RECORDS TO PROCESS -

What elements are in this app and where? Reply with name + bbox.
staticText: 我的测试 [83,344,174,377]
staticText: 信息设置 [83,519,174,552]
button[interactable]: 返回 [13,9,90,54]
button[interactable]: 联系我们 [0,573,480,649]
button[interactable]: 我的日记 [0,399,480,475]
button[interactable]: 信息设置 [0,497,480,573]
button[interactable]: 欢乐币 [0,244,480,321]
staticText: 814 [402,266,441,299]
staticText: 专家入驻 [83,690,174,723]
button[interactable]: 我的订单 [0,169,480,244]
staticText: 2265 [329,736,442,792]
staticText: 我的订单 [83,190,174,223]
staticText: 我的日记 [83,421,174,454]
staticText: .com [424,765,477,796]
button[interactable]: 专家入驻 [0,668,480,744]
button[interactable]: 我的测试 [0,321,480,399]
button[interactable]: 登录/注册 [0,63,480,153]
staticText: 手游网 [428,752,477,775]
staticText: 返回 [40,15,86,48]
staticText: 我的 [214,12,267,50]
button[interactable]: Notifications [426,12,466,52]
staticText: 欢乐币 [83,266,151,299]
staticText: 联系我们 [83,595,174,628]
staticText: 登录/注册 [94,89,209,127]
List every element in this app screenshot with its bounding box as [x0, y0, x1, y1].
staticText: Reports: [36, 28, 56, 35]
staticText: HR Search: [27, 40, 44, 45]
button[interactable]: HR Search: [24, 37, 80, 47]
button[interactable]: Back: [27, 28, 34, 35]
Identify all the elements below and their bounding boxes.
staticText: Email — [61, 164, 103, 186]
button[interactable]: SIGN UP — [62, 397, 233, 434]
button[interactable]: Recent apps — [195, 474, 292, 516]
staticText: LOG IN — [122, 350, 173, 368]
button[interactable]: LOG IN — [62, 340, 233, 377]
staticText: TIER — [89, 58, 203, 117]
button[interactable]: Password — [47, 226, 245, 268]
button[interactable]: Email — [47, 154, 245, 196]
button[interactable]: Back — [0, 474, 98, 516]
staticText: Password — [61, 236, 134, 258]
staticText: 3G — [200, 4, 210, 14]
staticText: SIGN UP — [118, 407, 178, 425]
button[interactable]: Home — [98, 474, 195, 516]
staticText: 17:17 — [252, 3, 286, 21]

SET TASK - Output every line of the listing above as a JSON list of strings, one string per line and no blank lines.

IN RESPONSE -
[
  "What elements are in this app and where? Reply with name + bbox.",
  "staticText: 我的测试 [83,344,174,377]",
  "staticText: 信息设置 [83,519,174,552]",
  "button[interactable]: 返回 [13,9,90,54]",
  "button[interactable]: 联系我们 [0,573,480,649]",
  "button[interactable]: 我的日记 [0,399,480,475]",
  "button[interactable]: 信息设置 [0,497,480,573]",
  "button[interactable]: 欢乐币 [0,244,480,321]",
  "staticText: 814 [402,266,441,299]",
  "staticText: 专家入驻 [83,690,174,723]",
  "button[interactable]: 我的订单 [0,169,480,244]",
  "staticText: 2265 [329,736,442,792]",
  "staticText: 我的订单 [83,190,174,223]",
  "staticText: 我的日记 [83,421,174,454]",
  "staticText: .com [424,765,477,796]",
  "button[interactable]: 专家入驻 [0,668,480,744]",
  "button[interactable]: 我的测试 [0,321,480,399]",
  "button[interactable]: 登录/注册 [0,63,480,153]",
  "staticText: 手游网 [428,752,477,775]",
  "staticText: 返回 [40,15,86,48]",
  "staticText: 我的 [214,12,267,50]",
  "button[interactable]: Notifications [426,12,466,52]",
  "staticText: 欢乐币 [83,266,151,299]",
  "staticText: 联系我们 [83,595,174,628]",
  "staticText: 登录/注册 [94,89,209,127]",
  "List every element in this app screenshot with its bounding box as [x0, y0, x1, y1].",
  "staticText: Reports: [36, 28, 56, 35]",
  "staticText: HR Search: [27, 40, 44, 45]",
  "button[interactable]: HR Search: [24, 37, 80, 47]",
  "button[interactable]: Back: [27, 28, 34, 35]",
  "Identify all the elements below and their bounding boxes.",
  "staticText: Email — [61, 164, 103, 186]",
  "button[interactable]: SIGN UP — [62, 397, 233, 434]",
  "button[interactable]: Recent apps — [195, 474, 292, 516]",
  "staticText: LOG IN — [122, 350, 173, 368]",
  "button[interactable]: LOG IN — [62, 340, 233, 377]",
  "staticText: TIER — [89, 58, 203, 117]",
  "button[interactable]: Password — [47, 226, 245, 268]",
  "button[interactable]: Email — [47, 154, 245, 196]",
  "button[interactable]: Back — [0, 474, 98, 516]",
  "staticText: Password — [61, 236, 134, 258]",
  "staticText: 3G — [200, 4, 210, 14]",
  "staticText: SIGN UP — [118, 407, 178, 425]",
  "button[interactable]: Home — [98, 474, 195, 516]",
  "staticText: 17:17 — [252, 3, 286, 21]"
]